### EXCERPTED RECORDS
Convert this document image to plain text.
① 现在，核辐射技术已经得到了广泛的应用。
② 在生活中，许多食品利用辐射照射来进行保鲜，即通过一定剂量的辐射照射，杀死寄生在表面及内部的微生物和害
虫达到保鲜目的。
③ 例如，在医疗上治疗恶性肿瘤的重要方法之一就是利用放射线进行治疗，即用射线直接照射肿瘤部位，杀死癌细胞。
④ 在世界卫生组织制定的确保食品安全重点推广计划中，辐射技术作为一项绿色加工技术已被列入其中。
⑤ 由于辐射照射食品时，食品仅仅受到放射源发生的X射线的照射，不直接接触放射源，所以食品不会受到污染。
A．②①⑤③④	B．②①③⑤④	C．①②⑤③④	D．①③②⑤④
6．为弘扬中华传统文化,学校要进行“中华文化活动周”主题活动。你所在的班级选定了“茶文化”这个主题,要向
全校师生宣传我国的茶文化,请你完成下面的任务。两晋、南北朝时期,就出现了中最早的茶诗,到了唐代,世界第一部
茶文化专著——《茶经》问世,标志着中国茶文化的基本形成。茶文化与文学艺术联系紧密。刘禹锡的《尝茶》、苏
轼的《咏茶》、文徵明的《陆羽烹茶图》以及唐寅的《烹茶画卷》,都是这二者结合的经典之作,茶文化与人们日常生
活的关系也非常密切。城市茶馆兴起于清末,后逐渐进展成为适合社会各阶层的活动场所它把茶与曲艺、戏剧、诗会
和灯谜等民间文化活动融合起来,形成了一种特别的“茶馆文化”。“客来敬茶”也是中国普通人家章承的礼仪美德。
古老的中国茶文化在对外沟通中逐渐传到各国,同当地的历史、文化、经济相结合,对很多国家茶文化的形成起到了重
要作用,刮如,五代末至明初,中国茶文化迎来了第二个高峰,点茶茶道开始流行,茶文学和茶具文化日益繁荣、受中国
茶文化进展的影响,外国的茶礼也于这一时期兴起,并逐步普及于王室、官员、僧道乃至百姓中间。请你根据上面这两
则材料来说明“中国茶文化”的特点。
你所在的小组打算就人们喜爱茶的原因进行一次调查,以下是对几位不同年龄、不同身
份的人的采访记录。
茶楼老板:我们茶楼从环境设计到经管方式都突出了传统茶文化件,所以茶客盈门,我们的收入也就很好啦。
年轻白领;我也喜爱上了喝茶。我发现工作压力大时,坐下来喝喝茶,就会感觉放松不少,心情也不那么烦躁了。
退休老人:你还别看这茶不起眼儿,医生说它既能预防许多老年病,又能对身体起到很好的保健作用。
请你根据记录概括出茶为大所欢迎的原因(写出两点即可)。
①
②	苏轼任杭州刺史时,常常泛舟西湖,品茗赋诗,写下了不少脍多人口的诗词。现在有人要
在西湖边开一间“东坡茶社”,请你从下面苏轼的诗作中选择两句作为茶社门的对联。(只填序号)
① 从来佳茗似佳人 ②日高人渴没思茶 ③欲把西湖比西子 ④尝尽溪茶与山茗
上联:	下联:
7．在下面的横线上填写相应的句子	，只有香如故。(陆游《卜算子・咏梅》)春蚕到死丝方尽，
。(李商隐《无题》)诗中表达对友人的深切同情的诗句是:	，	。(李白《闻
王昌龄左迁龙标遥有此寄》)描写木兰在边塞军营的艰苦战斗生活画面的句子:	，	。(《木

### WORK TO DO
What is needed here is an exact reproduction of all the entries.

### EXERCISE RESPONSE
Convert this document image to plain text.
① 现在，核辐射技术已经得到了广泛的应用。
② 在生活中，许多食品利用辐射照射来进行保鲜，即通过一定剂量的辐射照射，杀死寄生在表面及内部的微生物和害
虫达到保鲜目的。
③ 例如，在医疗上治疗恶性肿瘤的重要方法之一就是利用放射线进行治疗，即用射线直接照射肿瘤部位，杀死癌细胞。
④ 在世界卫生组织制定的确保食品安全重点推广计划中，辐射技术作为一项绿色加工技术已被列入其中。
⑤ 由于辐射照射食品时，食品仅仅受到放射源发生的X射线的照射，不直接接触放射源，所以食品不会受到污染。
A．②①⑤③④	B．②①③⑤④	C．①②⑤③④	D．①③②⑤④
6．为弘扬中华传统文化,学校要进行“中华文化活动周”主题活动。你所在的班级选定了“茶文化”这个主题,要向
全校师生宣传我国的茶文化,请你完成下面的任务。两晋、南北朝时期,就出现了中最早的茶诗,到了唐代,世界第一部
茶文化专著——《茶经》问世,标志着中国茶文化的基本形成。茶文化与文学艺术联系紧密。刘禹锡的《尝茶》、苏
轼的《咏茶》、文徵明的《陆羽烹茶图》以及唐寅的《烹茶画卷》,都是这二者结合的经典之作,茶文化与人们日常生
活的关系也非常密切。城市茶馆兴起于清末,后逐渐进展成为适合社会各阶层的活动场所它把茶与曲艺、戏剧、诗会
和灯谜等民间文化活动融合起来,形成了一种特别的“茶馆文化”。“客来敬茶”也是中国普通人家章承的礼仪美德。
古老的中国茶文化在对外沟通中逐渐传到各国,同当地的历史、文化、经济相结合,对很多国家茶文化的形成起到了重
要作用,刮如,五代末至明初,中国茶文化迎来了第二个高峰,点茶茶道开始流行,茶文学和茶具文化日益繁荣、受中国
茶文化进展的影响,外国的茶礼也于这一时期兴起,并逐步普及于王室、官员、僧道乃至百姓中间。请你根据上面这两
则材料来说明“中国茶文化”的特点。
你所在的小组打算就人们喜爱茶的原因进行一次调查,以下是对几位不同年龄、不同身
份的人的采访记录。
茶楼老板:我们茶楼从环境设计到经管方式都突出了传统茶文化件,所以茶客盈门,我们的收入也就很好啦。
年轻白领;我也喜爱上了喝茶。我发现工作压力大时,坐下来喝喝茶,就会感觉放松不少,心情也不那么烦躁了。
退休老人:你还别看这茶不起眼儿,医生说它既能预防许多老年病,又能对身体起到很好的保健作用。
请你根据记录概括出茶为大所欢迎的原因(写出两点即可)。
①
②	苏轼任杭州刺史时,常常泛舟西湖,品茗赋诗,写下了不少脍多人口的诗词。现在有人要
在西湖边开一间“东坡茶社”,请你从下面苏轼的诗作中选择两句作为茶社门的对联。(只填序号)
① 从来佳茗似佳人 ②日高人渴没思茶 ③欲把西湖比西子 ④尝尽溪茶与山茗
上联:	下联:
7．在下面的横线上填写相应的句子	，只有香如故。(陆游《卜算子・咏梅》)春蚕到死丝方尽，
。(李商隐《无题》)诗中表达对友人的深切同情的诗句是:	，	。(李白《闻
王昌龄左迁龙标遥有此寄》)描写木兰在边塞军营的艰苦战斗生活画面的句子:	，	。(《木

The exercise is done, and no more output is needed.